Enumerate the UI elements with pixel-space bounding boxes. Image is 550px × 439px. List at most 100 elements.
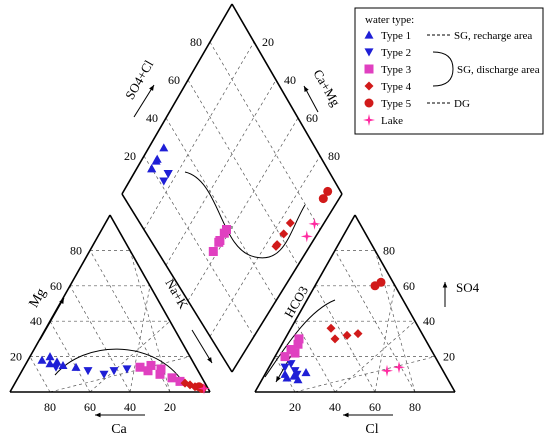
point-star <box>393 361 405 374</box>
diamond-grid <box>143 155 255 337</box>
point-triangle-up <box>45 352 55 361</box>
tick-label: 60 <box>369 400 381 414</box>
point-square <box>167 373 177 383</box>
legend-bracket <box>432 51 454 87</box>
point-triangle-down <box>109 367 119 376</box>
legend-note: DG <box>454 98 470 110</box>
axis-label-mg: Mg <box>27 286 50 310</box>
diamond-edge <box>121 3 233 195</box>
point-square <box>156 364 166 374</box>
point-diamond <box>342 330 352 340</box>
legend-bracket-note: SG, discharge area <box>457 64 540 76</box>
trend-curve <box>54 348 181 379</box>
point-triangle-down <box>159 177 169 186</box>
tick-label: 40 <box>146 111 158 125</box>
point-square <box>222 225 231 235</box>
point-square <box>208 246 218 256</box>
legend-note: SG, recharge area <box>454 30 532 42</box>
tick-label: 80 <box>328 149 340 163</box>
tick-label: 80 <box>409 400 421 414</box>
tick-label: 40 <box>284 73 296 87</box>
axis-label-so4-cl: SO4+Cl <box>122 57 157 102</box>
tick-label: 60 <box>306 111 318 125</box>
tick-label: 80 <box>190 35 202 49</box>
legend-label: Type 5 <box>381 98 412 110</box>
legend-marker-circle <box>364 98 374 108</box>
point-triangle-down <box>286 360 296 369</box>
point-star <box>381 364 393 377</box>
axis-label-so4: SO4 <box>456 280 480 295</box>
legend-label: Type 4 <box>381 81 412 93</box>
tick-label: 60 <box>168 73 180 87</box>
point-diamond <box>272 240 282 250</box>
anion-triangle-edge <box>254 214 356 393</box>
point-triangle-up <box>52 357 62 366</box>
point-diamond <box>279 229 289 239</box>
point-triangle-up <box>293 375 303 384</box>
legend-title: water type: <box>365 14 414 26</box>
point-triangle-up <box>37 355 47 364</box>
legend-marker-triangle-up <box>364 30 374 39</box>
point-triangle-down <box>280 363 290 372</box>
frame-layer <box>9 3 456 393</box>
tick-label: 80 <box>383 243 395 257</box>
point-square <box>135 362 145 372</box>
ca-mg-arrow <box>303 85 319 113</box>
point-triangle-up <box>301 368 311 377</box>
point-diamond <box>285 218 295 228</box>
point-circle <box>376 277 386 287</box>
legend-label: Lake <box>381 115 403 127</box>
point-triangle-up <box>289 371 299 380</box>
axis-label-na-k: Na+K <box>162 276 191 312</box>
tick-label: 20 <box>164 400 176 414</box>
trend-curve <box>184 171 306 259</box>
legend-box <box>354 7 544 135</box>
point-triangle-up <box>159 143 169 152</box>
tick-label: 80 <box>44 400 56 414</box>
point-triangle-down <box>122 365 132 374</box>
tick-label: 60 <box>403 279 415 293</box>
legend-label: Type 3 <box>381 64 412 76</box>
point-triangle-up <box>282 373 292 382</box>
point-square <box>146 360 156 370</box>
tick-label: 20 <box>10 350 22 364</box>
tick-labels: 20 40 60 80 80 60 40 20 20 40 60 80 20 40 60 80 20 40 60 80… <box>10 35 455 414</box>
legend-marker-star <box>363 114 375 126</box>
legend-marker-triangle-down <box>364 48 374 57</box>
legend-marker-diamond <box>364 81 374 91</box>
tick-label: 60 <box>84 400 96 414</box>
diamond-edge <box>231 3 343 195</box>
diamond-grid <box>209 155 321 337</box>
point-star <box>198 382 210 395</box>
point-star <box>300 230 313 243</box>
na-k-arrow <box>191 329 213 364</box>
tick-label: 40 <box>329 400 341 414</box>
diamond-grid <box>187 79 299 266</box>
cation-triangle-grid <box>29 356 51 393</box>
tick-label: 40 <box>124 400 136 414</box>
so4-arrow <box>442 282 448 307</box>
anion-triangle-grid <box>294 321 336 393</box>
anion-triangle-grid <box>314 285 376 393</box>
tick-label: 20 <box>443 350 455 364</box>
point-triangle-down <box>83 367 93 376</box>
tick-label: 60 <box>50 279 62 293</box>
point-square <box>290 348 300 358</box>
axis-label-ca-mg: Ca+Mg <box>310 67 343 109</box>
cl-arrow <box>343 412 393 418</box>
tick-label: 20 <box>124 149 136 163</box>
legend-label: Type 1 <box>381 30 411 42</box>
point-triangle-down <box>99 370 109 379</box>
diamond-grid <box>143 41 255 230</box>
point-triangle-up <box>147 164 157 173</box>
point-square <box>294 334 304 344</box>
mg-arrow <box>39 297 65 341</box>
tick-label: 20 <box>262 35 274 49</box>
diamond-grid <box>165 117 277 301</box>
point-triangle-down <box>163 169 173 179</box>
point-triangle-down <box>292 370 302 379</box>
diamond-grid <box>187 117 299 301</box>
so4-cl-arrow <box>133 84 155 118</box>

#### YOUR INSTRUCTIONS
Copy out every line of the entries above without any changes, but leave out the picture.

#### RESULT OF THE EXERCISE
Enumerate the UI elements with pixel-space bounding boxes. Image is 550px × 439px. List at most 100 elements.
point-star <box>393 361 405 374</box>
diamond-grid <box>143 155 255 337</box>
point-triangle-up <box>45 352 55 361</box>
tick-label: 60 <box>369 400 381 414</box>
point-square <box>167 373 177 383</box>
legend-bracket <box>432 51 454 87</box>
point-triangle-down <box>109 367 119 376</box>
legend-note: DG <box>454 98 470 110</box>
axis-label-mg: Mg <box>27 286 50 310</box>
diamond-edge <box>121 3 233 195</box>
point-square <box>156 364 166 374</box>
point-diamond <box>342 330 352 340</box>
legend-bracket-note: SG, discharge area <box>457 64 540 76</box>
trend-curve <box>54 348 181 379</box>
point-triangle-down <box>159 177 169 186</box>
tick-label: 40 <box>146 111 158 125</box>
point-square <box>222 225 231 235</box>
point-square <box>208 246 218 256</box>
legend-note: SG, recharge area <box>454 30 532 42</box>
tick-label: 80 <box>328 149 340 163</box>
tick-label: 80 <box>409 400 421 414</box>
tick-label: 40 <box>284 73 296 87</box>
axis-label-so4-cl: SO4+Cl <box>122 57 157 102</box>
tick-label: 60 <box>306 111 318 125</box>
tick-label: 80 <box>190 35 202 49</box>
legend-label: Type 5 <box>381 98 412 110</box>
legend-marker-circle <box>364 98 374 108</box>
point-triangle-down <box>286 360 296 369</box>
point-star <box>381 364 393 377</box>
axis-label-so4: SO4 <box>456 280 480 295</box>
legend-label: Type 4 <box>381 81 412 93</box>
tick-label: 60 <box>168 73 180 87</box>
point-diamond <box>272 240 282 250</box>
anion-triangle-edge <box>254 214 356 393</box>
point-triangle-up <box>52 357 62 366</box>
point-diamond <box>279 229 289 239</box>
point-triangle-up <box>293 375 303 384</box>
legend-title: water type: <box>365 14 414 26</box>
point-triangle-up <box>37 355 47 364</box>
legend-marker-triangle-up <box>364 30 374 39</box>
point-triangle-down <box>280 363 290 372</box>
frame-layer <box>9 3 456 393</box>
tick-label: 80 <box>383 243 395 257</box>
point-square <box>135 362 145 372</box>
ca-mg-arrow <box>303 85 319 113</box>
point-triangle-up <box>301 368 311 377</box>
point-diamond <box>285 218 295 228</box>
point-circle <box>376 277 386 287</box>
legend-label: Lake <box>381 115 403 127</box>
point-triangle-up <box>289 371 299 380</box>
axis-label-na-k: Na+K <box>162 276 191 312</box>
tick-label: 20 <box>164 400 176 414</box>
trend-curve <box>184 171 306 259</box>
legend-box <box>354 7 544 135</box>
point-triangle-up <box>159 143 169 152</box>
tick-label: 80 <box>44 400 56 414</box>
point-triangle-down <box>122 365 132 374</box>
tick-label: 60 <box>403 279 415 293</box>
legend-label: Type 3 <box>381 64 412 76</box>
point-triangle-up <box>282 373 292 382</box>
point-square <box>146 360 156 370</box>
tick-label: 20 <box>10 350 22 364</box>
tick-labels: 20 40 60 80 80 60 40 20 20 40 60 80 20 40 60 80 20 40 60 80… <box>10 35 455 414</box>
legend-marker-star <box>363 114 375 126</box>
legend-marker-triangle-down <box>364 48 374 57</box>
legend-marker-diamond <box>364 81 374 91</box>
tick-label: 60 <box>84 400 96 414</box>
diamond-edge <box>231 3 343 195</box>
diamond-grid <box>209 155 321 337</box>
point-star <box>198 382 210 395</box>
point-star <box>300 230 313 243</box>
na-k-arrow <box>191 329 213 364</box>
tick-label: 40 <box>329 400 341 414</box>
diamond-grid <box>187 79 299 266</box>
cation-triangle-grid <box>29 356 51 393</box>
tick-label: 40 <box>124 400 136 414</box>
so4-arrow <box>442 282 448 307</box>
anion-triangle-grid <box>294 321 336 393</box>
anion-triangle-grid <box>314 285 376 393</box>
tick-label: 20 <box>443 350 455 364</box>
point-triangle-down <box>83 367 93 376</box>
tick-label: 60 <box>50 279 62 293</box>
point-square <box>290 348 300 358</box>
axis-label-ca-mg: Ca+Mg <box>310 67 343 109</box>
cl-arrow <box>343 412 393 418</box>
tick-label: 20 <box>124 149 136 163</box>
legend-label: Type 1 <box>381 30 411 42</box>
point-triangle-down <box>99 370 109 379</box>
diamond-grid <box>143 41 255 230</box>
point-triangle-up <box>147 164 157 173</box>
point-square <box>294 334 304 344</box>
mg-arrow <box>39 297 65 341</box>
tick-label: 20 <box>262 35 274 49</box>
diamond-grid <box>165 117 277 301</box>
point-triangle-down <box>163 169 173 179</box>
point-triangle-down <box>292 370 302 379</box>
diamond-grid <box>187 117 299 301</box>
so4-cl-arrow <box>133 84 155 118</box>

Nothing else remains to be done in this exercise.